▶ Problem to solve
Transcribe all the records exactly and omit any images they hold.

** START OF Given data **

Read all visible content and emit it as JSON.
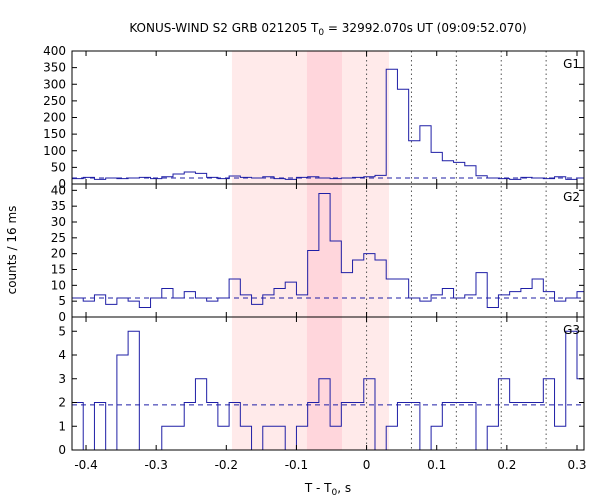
{
  "chart_data": {
    "type": "line",
    "title_prefix": "KONUS-WIND S2 GRB 021205 T",
    "title_sub": "0",
    "title_suffix": " = 32992.070s UT (09:09:52.070)",
    "xlabel_prefix": "T - T",
    "xlabel_sub": "0",
    "xlabel_suffix": ", s",
    "ylabel": "counts / 16 ms",
    "xlim": [
      -0.42,
      0.31
    ],
    "x_ticks": [
      -0.4,
      -0.3,
      -0.2,
      -0.1,
      0,
      0.1,
      0.2,
      0.3
    ],
    "x_tick_labels": [
      "-0.4",
      "-0.3",
      "-0.2",
      "-0.1",
      "0",
      "0.1",
      "0.2",
      "0.3"
    ],
    "shaded_intervals": [
      [
        -0.192,
        0.032
      ],
      [
        -0.085,
        -0.035
      ]
    ],
    "vertical_dotted_lines": [
      0,
      0.064,
      0.128,
      0.192,
      0.256
    ],
    "panels": [
      {
        "label": "G1",
        "ylim": [
          0,
          400
        ],
        "y_ticks": [
          0,
          50,
          100,
          150,
          200,
          250,
          300,
          350,
          400
        ],
        "y_tick_labels": [
          "0",
          "50",
          "100",
          "150",
          "200",
          "250",
          "300",
          "350",
          "400"
        ],
        "background_level": 18,
        "bin_start": -0.42,
        "bin_width": 0.016,
        "counts": [
          16,
          20,
          14,
          18,
          16,
          18,
          20,
          16,
          22,
          30,
          36,
          32,
          20,
          16,
          24,
          20,
          18,
          22,
          16,
          14,
          20,
          22,
          18,
          16,
          18,
          20,
          22,
          26,
          345,
          285,
          130,
          175,
          95,
          70,
          65,
          55,
          25,
          18,
          16,
          14,
          20,
          18,
          16,
          22,
          14,
          18
        ]
      },
      {
        "label": "G2",
        "ylim": [
          0,
          42
        ],
        "y_ticks": [
          0,
          5,
          10,
          15,
          20,
          25,
          30,
          35,
          40
        ],
        "y_tick_labels": [
          "0",
          "5",
          "10",
          "15",
          "20",
          "25",
          "30",
          "35",
          "40"
        ],
        "background_level": 6,
        "bin_start": -0.42,
        "bin_width": 0.016,
        "counts": [
          6,
          5,
          7,
          4,
          6,
          5,
          3,
          6,
          9,
          6,
          8,
          6,
          5,
          6,
          12,
          7,
          4,
          7,
          9,
          11,
          7,
          21,
          39,
          24,
          14,
          18,
          20,
          18,
          12,
          12,
          6,
          5,
          7,
          9,
          6,
          7,
          14,
          3,
          7,
          8,
          9,
          12,
          8,
          5,
          6,
          8
        ]
      },
      {
        "label": "G3",
        "ylim": [
          0,
          5.6
        ],
        "y_ticks": [
          0,
          1,
          2,
          3,
          4,
          5
        ],
        "y_tick_labels": [
          "0",
          "1",
          "2",
          "3",
          "4",
          "5"
        ],
        "background_level": 1.9,
        "bin_start": -0.42,
        "bin_width": 0.016,
        "counts": [
          2,
          0,
          2,
          0,
          4,
          5,
          0,
          0,
          1,
          1,
          2,
          3,
          2,
          1,
          2,
          1,
          0,
          1,
          1,
          0,
          1,
          2,
          3,
          1,
          2,
          2,
          3,
          0,
          1,
          2,
          2,
          0,
          1,
          2,
          2,
          2,
          0,
          1,
          3,
          2,
          2,
          2,
          3,
          1,
          5,
          3
        ]
      }
    ]
  },
  "colors": {
    "series": "#1f1fa6",
    "background_line": "#1f1fa6",
    "shade_outer": "#ffeaea",
    "shade_inner": "#ffd6dc",
    "grid_dotted": "#555555",
    "axes": "#000000"
  }
}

** END OF Given data **

▶ Correct answer
Read all visible content and emit it as JSON.
{
  "chart_data": {
    "type": "line",
    "title_prefix": "KONUS-WIND S2 GRB 021205 T",
    "title_sub": "0",
    "title_suffix": " = 32992.070s UT (09:09:52.070)",
    "xlabel_prefix": "T - T",
    "xlabel_sub": "0",
    "xlabel_suffix": ", s",
    "ylabel": "counts / 16 ms",
    "xlim": [
      -0.42,
      0.31
    ],
    "x_ticks": [
      -0.4,
      -0.3,
      -0.2,
      -0.1,
      0,
      0.1,
      0.2,
      0.3
    ],
    "x_tick_labels": [
      "-0.4",
      "-0.3",
      "-0.2",
      "-0.1",
      "0",
      "0.1",
      "0.2",
      "0.3"
    ],
    "shaded_intervals": [
      [
        -0.192,
        0.032
      ],
      [
        -0.085,
        -0.035
      ]
    ],
    "vertical_dotted_lines": [
      0,
      0.064,
      0.128,
      0.192,
      0.256
    ],
    "panels": [
      {
        "label": "G1",
        "ylim": [
          0,
          400
        ],
        "y_ticks": [
          0,
          50,
          100,
          150,
          200,
          250,
          300,
          350,
          400
        ],
        "y_tick_labels": [
          "0",
          "50",
          "100",
          "150",
          "200",
          "250",
          "300",
          "350",
          "400"
        ],
        "background_level": 18,
        "bin_start": -0.42,
        "bin_width": 0.016,
        "counts": [
          16,
          20,
          14,
          18,
          16,
          18,
          20,
          16,
          22,
          30,
          36,
          32,
          20,
          16,
          24,
          20,
          18,
          22,
          16,
          14,
          20,
          22,
          18,
          16,
          18,
          20,
          22,
          26,
          345,
          285,
          130,
          175,
          95,
          70,
          65,
          55,
          25,
          18,
          16,
          14,
          20,
          18,
          16,
          22,
          14,
          18
        ]
      },
      {
        "label": "G2",
        "ylim": [
          0,
          42
        ],
        "y_ticks": [
          0,
          5,
          10,
          15,
          20,
          25,
          30,
          35,
          40
        ],
        "y_tick_labels": [
          "0",
          "5",
          "10",
          "15",
          "20",
          "25",
          "30",
          "35",
          "40"
        ],
        "background_level": 6,
        "bin_start": -0.42,
        "bin_width": 0.016,
        "counts": [
          6,
          5,
          7,
          4,
          6,
          5,
          3,
          6,
          9,
          6,
          8,
          6,
          5,
          6,
          12,
          7,
          4,
          7,
          9,
          11,
          7,
          21,
          39,
          24,
          14,
          18,
          20,
          18,
          12,
          12,
          6,
          5,
          7,
          9,
          6,
          7,
          14,
          3,
          7,
          8,
          9,
          12,
          8,
          5,
          6,
          8
        ]
      },
      {
        "label": "G3",
        "ylim": [
          0,
          5.6
        ],
        "y_ticks": [
          0,
          1,
          2,
          3,
          4,
          5
        ],
        "y_tick_labels": [
          "0",
          "1",
          "2",
          "3",
          "4",
          "5"
        ],
        "background_level": 1.9,
        "bin_start": -0.42,
        "bin_width": 0.016,
        "counts": [
          2,
          0,
          2,
          0,
          4,
          5,
          0,
          0,
          1,
          1,
          2,
          3,
          2,
          1,
          2,
          1,
          0,
          1,
          1,
          0,
          1,
          2,
          3,
          1,
          2,
          2,
          3,
          0,
          1,
          2,
          2,
          0,
          1,
          2,
          2,
          2,
          0,
          1,
          3,
          2,
          2,
          2,
          3,
          1,
          5,
          3
        ]
      }
    ]
  },
  "colors": {
    "series": "#1f1fa6",
    "background_line": "#1f1fa6",
    "shade_outer": "#ffeaea",
    "shade_inner": "#ffd6dc",
    "grid_dotted": "#555555",
    "axes": "#000000"
  }
}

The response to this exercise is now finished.